:: Aufgaben ::
• a. Schreiben Sie aus dem Textauszug alles von „Zwölf Breitmaulnashörner sind“ bis hinunter zu „100 Tiere umsiedeln.“ wörtlich ab.
• b. Nennen Sie sämtliche geografischen Namen, die im Textauszug vorkommen.

:: Textauszug ::
§ §
Auf dem Schwarzmarkt werden die Hörner teuer verkauft

Zwölf Nashörner zur Artenrettung nach Botswana ausgeflogen

Sonntag, 02. April 2017 | 10:42 Uhr

Zwölf Breitmaulnashörner sind am Wochenende zur Rettung der gefährdeten Tierart von Südafrika ins benachbarte Botswana geflogen worden. Die Umsiedlung ist Teil einer aufwendigen Artenschutz-Aktion, mit der die Tiere vor dem Aussterben gerettet werden sollen.

“Die Ankunft der Nashörner in Botswana war ein unglaublich emotionaler Moment”, sagte Les Carlisle von der Aktion “Rhinos without Borders” (“Nashörner ohne Grenzen”) am Sonntag. Die Organisation will mindestens 100 Tiere umsiedeln.

Die Nashörner hätten den rund 15-stündigen Transport per Lastwagen und Flugzeug bis ins Okavango Delta gut überstanden: “Zu sehen, wie die Nashörner in ihrer neuen Heimat sofort lautstark zu grasen beginnen, bringt mein Herz zum Singen.”

In Südafrika ist die Wilderei alarmierend. Mit Schnellfeuerwaffen, militärischer Ausbildung und Nachtsichtgeräten ausgestattete Syndikate erlegen in dem Land jährlich mehr als 1.000 Rhinozerosse. Wenn dieses illegale Treiben weitergeht, könnten die Tiere in einigen Jahren vom Aussterben bedroht sein, warnen Experten.
§ §
:: Aufgelistete Einträge ::
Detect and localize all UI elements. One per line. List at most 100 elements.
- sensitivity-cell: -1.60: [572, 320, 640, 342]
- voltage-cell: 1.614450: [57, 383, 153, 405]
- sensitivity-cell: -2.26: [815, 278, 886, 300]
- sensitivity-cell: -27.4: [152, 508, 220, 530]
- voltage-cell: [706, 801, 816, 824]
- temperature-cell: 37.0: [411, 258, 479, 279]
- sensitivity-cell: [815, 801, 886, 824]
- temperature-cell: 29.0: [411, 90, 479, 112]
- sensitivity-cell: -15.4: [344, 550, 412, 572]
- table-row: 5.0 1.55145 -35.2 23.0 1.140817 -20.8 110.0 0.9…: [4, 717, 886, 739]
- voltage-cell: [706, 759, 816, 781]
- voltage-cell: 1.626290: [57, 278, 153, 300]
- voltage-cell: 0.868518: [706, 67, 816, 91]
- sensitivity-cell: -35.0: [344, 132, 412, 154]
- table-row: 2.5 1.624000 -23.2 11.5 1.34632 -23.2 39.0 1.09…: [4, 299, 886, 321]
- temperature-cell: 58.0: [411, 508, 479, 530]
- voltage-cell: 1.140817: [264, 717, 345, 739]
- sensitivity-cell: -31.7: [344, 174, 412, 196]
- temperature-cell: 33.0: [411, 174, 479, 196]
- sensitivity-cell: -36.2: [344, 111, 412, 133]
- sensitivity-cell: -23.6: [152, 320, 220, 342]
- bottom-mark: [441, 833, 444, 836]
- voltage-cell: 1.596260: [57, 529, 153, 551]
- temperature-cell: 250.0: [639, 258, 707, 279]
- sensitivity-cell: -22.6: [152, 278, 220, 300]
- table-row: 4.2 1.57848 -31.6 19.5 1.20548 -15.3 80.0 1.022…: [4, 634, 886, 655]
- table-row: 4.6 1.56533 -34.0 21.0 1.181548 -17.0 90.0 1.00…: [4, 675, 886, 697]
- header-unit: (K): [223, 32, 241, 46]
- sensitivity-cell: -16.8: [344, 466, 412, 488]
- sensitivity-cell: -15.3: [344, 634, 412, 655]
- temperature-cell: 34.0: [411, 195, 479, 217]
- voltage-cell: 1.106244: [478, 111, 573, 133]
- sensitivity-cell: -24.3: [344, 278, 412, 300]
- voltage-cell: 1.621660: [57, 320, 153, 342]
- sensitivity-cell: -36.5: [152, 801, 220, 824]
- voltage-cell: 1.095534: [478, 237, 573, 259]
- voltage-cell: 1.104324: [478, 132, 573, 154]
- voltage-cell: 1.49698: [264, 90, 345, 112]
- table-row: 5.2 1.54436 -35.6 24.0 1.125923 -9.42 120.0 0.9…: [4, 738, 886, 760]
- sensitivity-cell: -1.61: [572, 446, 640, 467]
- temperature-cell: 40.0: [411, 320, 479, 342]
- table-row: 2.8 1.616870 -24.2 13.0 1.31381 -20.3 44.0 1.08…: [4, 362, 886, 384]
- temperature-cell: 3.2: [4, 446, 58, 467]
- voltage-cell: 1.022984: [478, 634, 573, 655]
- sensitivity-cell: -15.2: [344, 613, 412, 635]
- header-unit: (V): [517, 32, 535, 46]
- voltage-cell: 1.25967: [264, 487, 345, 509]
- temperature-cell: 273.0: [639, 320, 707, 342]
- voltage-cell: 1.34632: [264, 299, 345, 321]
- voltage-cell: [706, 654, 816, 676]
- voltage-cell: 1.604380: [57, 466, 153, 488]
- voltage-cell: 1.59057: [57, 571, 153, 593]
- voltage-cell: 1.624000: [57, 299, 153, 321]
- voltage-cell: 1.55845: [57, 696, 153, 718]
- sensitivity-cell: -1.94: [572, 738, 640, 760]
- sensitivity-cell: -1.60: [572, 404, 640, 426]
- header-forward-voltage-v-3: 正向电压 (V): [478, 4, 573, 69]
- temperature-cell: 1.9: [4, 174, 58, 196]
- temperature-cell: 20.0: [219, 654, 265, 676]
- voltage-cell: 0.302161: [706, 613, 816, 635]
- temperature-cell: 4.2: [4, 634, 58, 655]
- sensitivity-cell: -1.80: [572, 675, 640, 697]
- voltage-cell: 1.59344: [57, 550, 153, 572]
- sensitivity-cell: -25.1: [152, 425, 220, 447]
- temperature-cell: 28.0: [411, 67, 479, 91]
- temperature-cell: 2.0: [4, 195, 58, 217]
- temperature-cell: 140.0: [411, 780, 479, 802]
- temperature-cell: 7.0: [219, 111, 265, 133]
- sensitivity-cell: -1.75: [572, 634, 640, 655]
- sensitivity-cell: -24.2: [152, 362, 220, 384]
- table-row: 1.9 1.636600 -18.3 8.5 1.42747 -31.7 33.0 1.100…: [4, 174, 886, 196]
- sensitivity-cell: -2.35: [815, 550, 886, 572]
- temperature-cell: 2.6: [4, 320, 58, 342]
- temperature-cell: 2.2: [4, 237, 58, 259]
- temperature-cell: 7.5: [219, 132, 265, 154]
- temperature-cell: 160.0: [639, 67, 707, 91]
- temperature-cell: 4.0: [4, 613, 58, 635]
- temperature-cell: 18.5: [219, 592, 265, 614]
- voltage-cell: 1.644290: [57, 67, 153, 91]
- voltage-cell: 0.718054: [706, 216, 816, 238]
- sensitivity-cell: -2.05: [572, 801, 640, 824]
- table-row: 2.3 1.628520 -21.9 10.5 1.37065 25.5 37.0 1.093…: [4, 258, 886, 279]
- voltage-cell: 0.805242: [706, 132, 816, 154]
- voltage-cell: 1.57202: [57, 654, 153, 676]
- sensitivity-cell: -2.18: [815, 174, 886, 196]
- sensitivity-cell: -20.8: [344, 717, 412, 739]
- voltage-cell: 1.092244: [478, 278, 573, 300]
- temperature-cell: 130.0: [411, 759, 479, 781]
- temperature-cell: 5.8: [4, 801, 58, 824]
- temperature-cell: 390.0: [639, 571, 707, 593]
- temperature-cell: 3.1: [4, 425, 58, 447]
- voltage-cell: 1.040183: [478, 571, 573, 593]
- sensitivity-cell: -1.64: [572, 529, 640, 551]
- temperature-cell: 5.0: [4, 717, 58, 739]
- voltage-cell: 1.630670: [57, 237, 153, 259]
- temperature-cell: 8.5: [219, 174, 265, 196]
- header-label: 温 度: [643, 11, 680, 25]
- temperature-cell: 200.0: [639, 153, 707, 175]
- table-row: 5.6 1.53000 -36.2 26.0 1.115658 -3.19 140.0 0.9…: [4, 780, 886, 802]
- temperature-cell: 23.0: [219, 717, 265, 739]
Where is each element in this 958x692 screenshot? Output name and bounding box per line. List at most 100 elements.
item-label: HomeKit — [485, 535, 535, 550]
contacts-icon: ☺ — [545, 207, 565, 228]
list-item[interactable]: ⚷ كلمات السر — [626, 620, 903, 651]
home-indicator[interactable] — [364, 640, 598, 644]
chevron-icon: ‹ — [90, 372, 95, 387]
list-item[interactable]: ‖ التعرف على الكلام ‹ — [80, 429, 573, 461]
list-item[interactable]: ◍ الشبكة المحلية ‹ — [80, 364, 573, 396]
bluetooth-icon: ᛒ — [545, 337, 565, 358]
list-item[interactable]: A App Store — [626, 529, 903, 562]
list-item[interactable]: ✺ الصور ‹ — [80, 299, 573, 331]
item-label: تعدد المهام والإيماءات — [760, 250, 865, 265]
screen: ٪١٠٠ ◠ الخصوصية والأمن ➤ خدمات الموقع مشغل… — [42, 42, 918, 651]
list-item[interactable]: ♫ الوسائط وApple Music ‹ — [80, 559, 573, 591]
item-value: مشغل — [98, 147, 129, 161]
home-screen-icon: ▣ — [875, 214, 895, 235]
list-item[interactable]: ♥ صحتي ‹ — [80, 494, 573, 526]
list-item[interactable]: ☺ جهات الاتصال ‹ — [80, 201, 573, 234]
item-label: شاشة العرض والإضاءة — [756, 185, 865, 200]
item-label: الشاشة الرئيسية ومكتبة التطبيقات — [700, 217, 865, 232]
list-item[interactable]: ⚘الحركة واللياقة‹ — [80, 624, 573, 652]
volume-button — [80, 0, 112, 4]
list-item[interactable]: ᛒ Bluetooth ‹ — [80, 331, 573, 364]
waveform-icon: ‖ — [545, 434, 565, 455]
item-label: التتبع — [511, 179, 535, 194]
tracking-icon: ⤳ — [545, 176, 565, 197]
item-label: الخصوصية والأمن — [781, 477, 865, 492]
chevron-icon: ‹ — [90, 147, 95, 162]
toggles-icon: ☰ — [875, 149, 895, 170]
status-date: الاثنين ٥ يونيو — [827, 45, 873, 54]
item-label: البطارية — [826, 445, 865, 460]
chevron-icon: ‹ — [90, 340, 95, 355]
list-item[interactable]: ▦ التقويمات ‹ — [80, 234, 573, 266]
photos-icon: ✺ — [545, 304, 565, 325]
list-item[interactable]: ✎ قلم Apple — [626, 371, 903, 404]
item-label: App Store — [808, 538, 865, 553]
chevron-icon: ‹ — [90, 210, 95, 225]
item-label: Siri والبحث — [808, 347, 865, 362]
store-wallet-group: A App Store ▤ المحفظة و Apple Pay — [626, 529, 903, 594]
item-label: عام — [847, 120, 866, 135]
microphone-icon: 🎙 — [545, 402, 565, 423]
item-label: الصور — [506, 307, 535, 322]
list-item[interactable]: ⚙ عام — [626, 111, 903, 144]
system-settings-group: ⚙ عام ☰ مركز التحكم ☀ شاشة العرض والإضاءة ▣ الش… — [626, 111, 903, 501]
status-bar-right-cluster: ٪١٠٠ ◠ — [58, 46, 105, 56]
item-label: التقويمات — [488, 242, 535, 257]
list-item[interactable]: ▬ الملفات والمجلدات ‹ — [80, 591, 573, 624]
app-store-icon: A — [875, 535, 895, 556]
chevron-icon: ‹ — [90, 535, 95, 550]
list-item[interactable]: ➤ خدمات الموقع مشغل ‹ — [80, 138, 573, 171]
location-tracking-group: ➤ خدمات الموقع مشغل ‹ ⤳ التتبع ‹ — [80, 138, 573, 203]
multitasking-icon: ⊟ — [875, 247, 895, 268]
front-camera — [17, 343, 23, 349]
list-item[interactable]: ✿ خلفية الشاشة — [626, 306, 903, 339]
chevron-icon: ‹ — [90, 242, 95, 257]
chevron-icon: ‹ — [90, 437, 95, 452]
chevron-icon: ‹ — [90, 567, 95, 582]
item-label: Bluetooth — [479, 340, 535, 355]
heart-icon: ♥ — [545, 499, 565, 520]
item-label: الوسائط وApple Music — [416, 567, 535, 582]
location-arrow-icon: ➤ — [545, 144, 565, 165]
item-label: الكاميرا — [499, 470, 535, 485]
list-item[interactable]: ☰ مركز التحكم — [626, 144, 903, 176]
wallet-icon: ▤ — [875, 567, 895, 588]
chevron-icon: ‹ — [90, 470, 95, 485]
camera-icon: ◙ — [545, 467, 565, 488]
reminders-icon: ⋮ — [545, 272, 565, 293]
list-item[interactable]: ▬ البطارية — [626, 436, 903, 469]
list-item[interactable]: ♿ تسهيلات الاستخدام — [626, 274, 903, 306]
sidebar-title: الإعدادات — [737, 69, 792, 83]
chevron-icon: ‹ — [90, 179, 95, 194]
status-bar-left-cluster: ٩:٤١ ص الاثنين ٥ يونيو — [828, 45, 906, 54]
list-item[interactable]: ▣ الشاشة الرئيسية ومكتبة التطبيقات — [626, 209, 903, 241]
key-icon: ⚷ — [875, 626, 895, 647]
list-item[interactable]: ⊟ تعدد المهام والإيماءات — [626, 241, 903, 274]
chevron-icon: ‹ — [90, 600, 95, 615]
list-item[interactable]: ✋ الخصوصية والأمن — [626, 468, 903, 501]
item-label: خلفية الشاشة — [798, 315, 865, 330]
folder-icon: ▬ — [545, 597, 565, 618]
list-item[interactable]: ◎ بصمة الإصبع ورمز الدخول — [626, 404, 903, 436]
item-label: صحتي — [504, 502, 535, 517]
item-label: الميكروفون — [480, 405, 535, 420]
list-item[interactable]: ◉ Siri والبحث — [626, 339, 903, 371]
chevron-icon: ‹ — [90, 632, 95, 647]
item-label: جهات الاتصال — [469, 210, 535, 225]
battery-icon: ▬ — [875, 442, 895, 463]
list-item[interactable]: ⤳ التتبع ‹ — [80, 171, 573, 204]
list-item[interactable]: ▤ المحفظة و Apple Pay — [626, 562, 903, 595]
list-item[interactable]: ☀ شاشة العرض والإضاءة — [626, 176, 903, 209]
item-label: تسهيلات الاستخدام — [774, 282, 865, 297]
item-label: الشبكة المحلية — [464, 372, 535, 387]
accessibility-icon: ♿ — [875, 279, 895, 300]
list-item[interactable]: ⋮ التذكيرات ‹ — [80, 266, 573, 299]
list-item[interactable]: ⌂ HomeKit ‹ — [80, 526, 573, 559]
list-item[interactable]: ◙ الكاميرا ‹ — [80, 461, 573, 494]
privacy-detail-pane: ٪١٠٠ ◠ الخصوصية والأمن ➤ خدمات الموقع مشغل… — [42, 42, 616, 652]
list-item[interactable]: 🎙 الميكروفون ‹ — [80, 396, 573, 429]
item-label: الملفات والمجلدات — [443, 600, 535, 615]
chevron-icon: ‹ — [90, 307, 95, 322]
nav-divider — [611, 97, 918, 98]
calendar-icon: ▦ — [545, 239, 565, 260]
§ §
:: Lösungen ::
• a.
Zwölf Breitmaulnashörner sind am Wochenende zur Rettung der gefährdeten Tierart von Südafrika ins benachbarte Botswana geflogen worden. Die Umsiedlung ist Teil einer aufwendigen Artenschutz-Aktion, mit der die Tiere vor dem Aussterben gerettet werden sollen.

“Die Ankunft der Nashörner in Botswana war ein unglaublich emotionaler Moment”, sagte Les Carlisle von der Aktion “Rhinos without Borders” (“Nashörner ohne Grenzen”) am Sonntag. Die Organisation will mindestens 100 Tiere umsiedeln.

• b. Südafrika, Botswana, Okavango Delta